> **REQUIRED WORK**:
Take the lines from the one with "Convert this screenshot" through the end of the material below and repeat them exactly, dropping every picture.

> **Figure collection entries**:
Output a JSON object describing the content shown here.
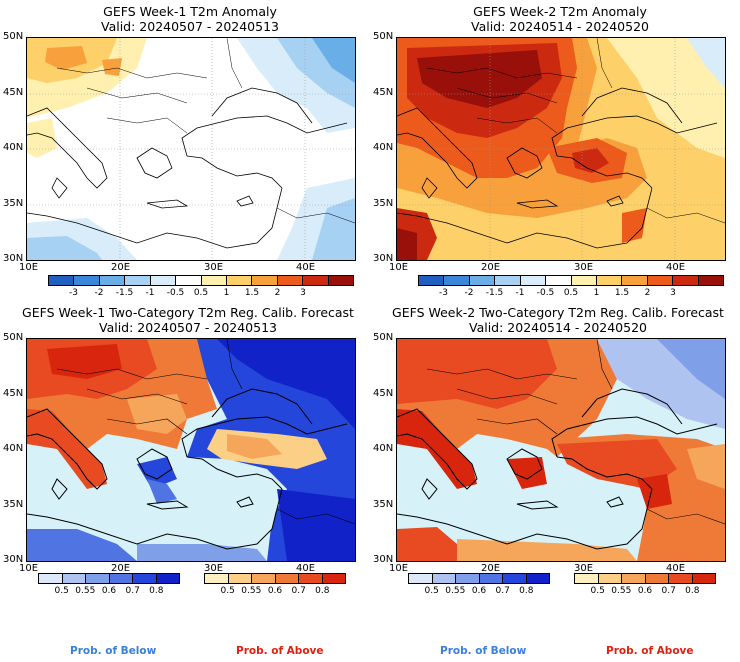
{
  "panels": [
    {
      "id": "p1",
      "title": "GEFS Week-1 T2m Anomaly",
      "subtitle": "Valid: 20240507 - 20240513"
    },
    {
      "id": "p2",
      "title": "GEFS Week-2 T2m Anomaly",
      "subtitle": "Valid: 20240514 - 20240520"
    },
    {
      "id": "p3",
      "title": "GEFS Week-1 Two-Category T2m Reg. Calib. Forecast",
      "subtitle": "Valid: 20240507 - 20240513"
    },
    {
      "id": "p4",
      "title": "GEFS Week-2 Two-Category T2m Reg. Calib. Forecast",
      "subtitle": "Valid: 20240514 - 20240520"
    }
  ],
  "axes": {
    "lat_labels": [
      "50N",
      "45N",
      "40N",
      "35N",
      "30N"
    ],
    "lon_labels": [
      "10E",
      "20E",
      "30E",
      "40E"
    ]
  },
  "anomaly_colorbar": {
    "labels": [
      "-3",
      "-2",
      "-1.5",
      "-1",
      "-0.5",
      "0.5",
      "1",
      "1.5",
      "2",
      "3"
    ],
    "colors": [
      "#1f5fbf",
      "#3a86d9",
      "#6aaee8",
      "#a6d1f2",
      "#d8ecfa",
      "#ffffff",
      "#fff0b0",
      "#fdd06a",
      "#f7a03c",
      "#ec5a1c",
      "#cc2a10",
      "#99100a"
    ]
  },
  "below_colorbar": {
    "labels": [
      "0.5",
      "0.55",
      "0.6",
      "0.7",
      "0.8"
    ],
    "colors": [
      "#dde8f8",
      "#aec3f0",
      "#7f9fe8",
      "#5074e2",
      "#2446da",
      "#1022c8"
    ]
  },
  "above_colorbar": {
    "labels": [
      "0.5",
      "0.55",
      "0.6",
      "0.7",
      "0.8"
    ],
    "colors": [
      "#fdf0c0",
      "#fbcf86",
      "#f6a65a",
      "#ef7a38",
      "#e84a22",
      "#d8260e"
    ]
  },
  "prob_labels": {
    "below": "Prob. of Below",
    "above": "Prob. of Above"
  },
  "colors": {
    "sea_calib": "#d6f2f8",
    "below_text": "#3a7fd9",
    "above_text": "#e0200f"
  }
}
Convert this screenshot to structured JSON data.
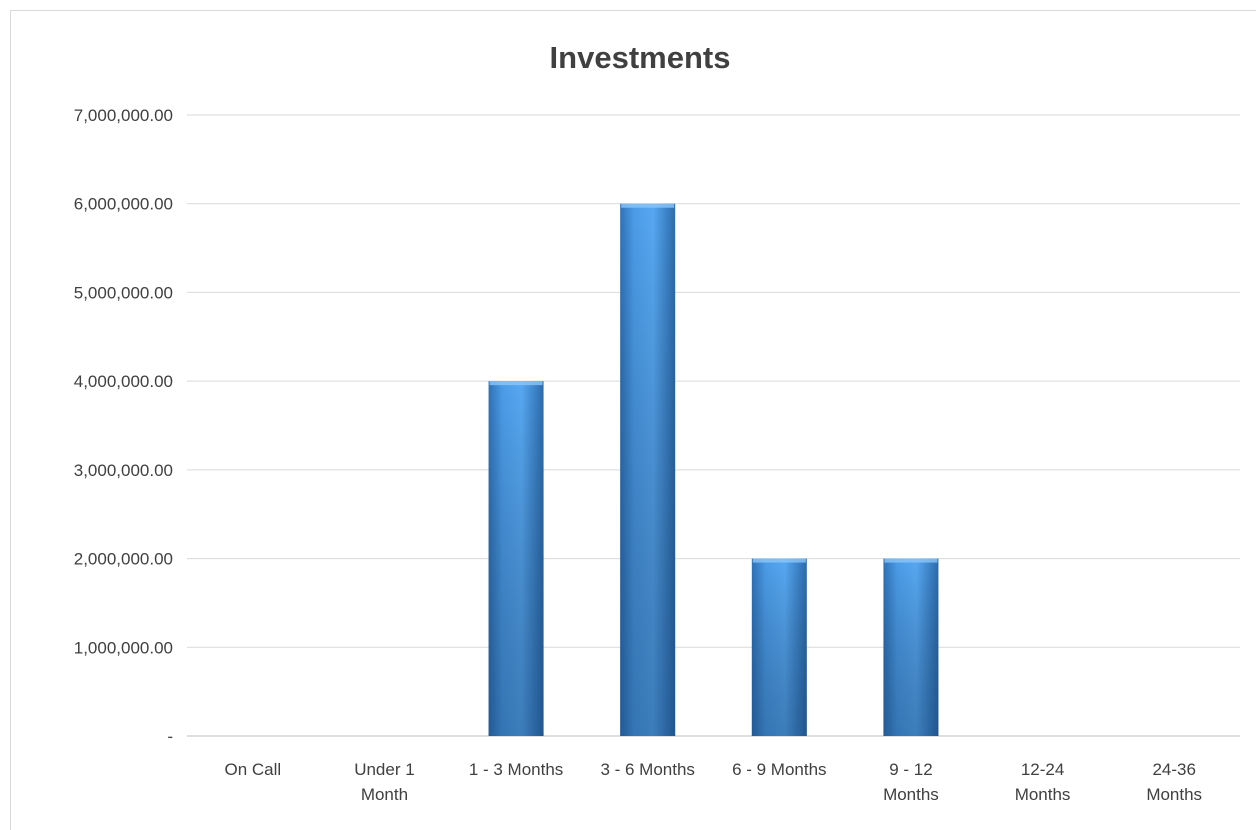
{
  "chart_data": {
    "type": "bar",
    "title": "Investments",
    "xlabel": "",
    "ylabel": "",
    "categories": [
      [
        "On Call"
      ],
      [
        "Under 1",
        "Month"
      ],
      [
        "1 - 3 Months"
      ],
      [
        "3 - 6 Months"
      ],
      [
        "6 - 9 Months"
      ],
      [
        "9 - 12",
        "Months"
      ],
      [
        "12-24",
        "Months"
      ],
      [
        "24-36",
        "Months"
      ]
    ],
    "values": [
      0,
      0,
      4000000,
      6000000,
      2000000,
      2000000,
      0,
      0
    ],
    "ylim": [
      0,
      7000000
    ],
    "yticks": [
      0,
      1000000,
      2000000,
      3000000,
      4000000,
      5000000,
      6000000,
      7000000
    ],
    "ytick_labels": [
      "-",
      "1,000,000.00",
      "2,000,000.00",
      "3,000,000.00",
      "4,000,000.00",
      "5,000,000.00",
      "6,000,000.00",
      "7,000,000.00"
    ],
    "grid": true,
    "legend": "none",
    "colors": {
      "bar": "#4a9be8",
      "bar_dark": "#2e6fb4",
      "grid": "#d9d9d9",
      "text": "#404040"
    }
  }
}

> **RESULT OF THE TASK**:
Convert this screenshot to structured JSON data.
{
  "chart_data": {
    "type": "bar",
    "title": "Investments",
    "xlabel": "",
    "ylabel": "",
    "categories": [
      [
        "On Call"
      ],
      [
        "Under 1",
        "Month"
      ],
      [
        "1 - 3 Months"
      ],
      [
        "3 - 6 Months"
      ],
      [
        "6 - 9 Months"
      ],
      [
        "9 - 12",
        "Months"
      ],
      [
        "12-24",
        "Months"
      ],
      [
        "24-36",
        "Months"
      ]
    ],
    "values": [
      0,
      0,
      4000000,
      6000000,
      2000000,
      2000000,
      0,
      0
    ],
    "ylim": [
      0,
      7000000
    ],
    "yticks": [
      0,
      1000000,
      2000000,
      3000000,
      4000000,
      5000000,
      6000000,
      7000000
    ],
    "ytick_labels": [
      "-",
      "1,000,000.00",
      "2,000,000.00",
      "3,000,000.00",
      "4,000,000.00",
      "5,000,000.00",
      "6,000,000.00",
      "7,000,000.00"
    ],
    "grid": true,
    "legend": "none",
    "colors": {
      "bar": "#4a9be8",
      "bar_dark": "#2e6fb4",
      "grid": "#d9d9d9",
      "text": "#404040"
    }
  }
}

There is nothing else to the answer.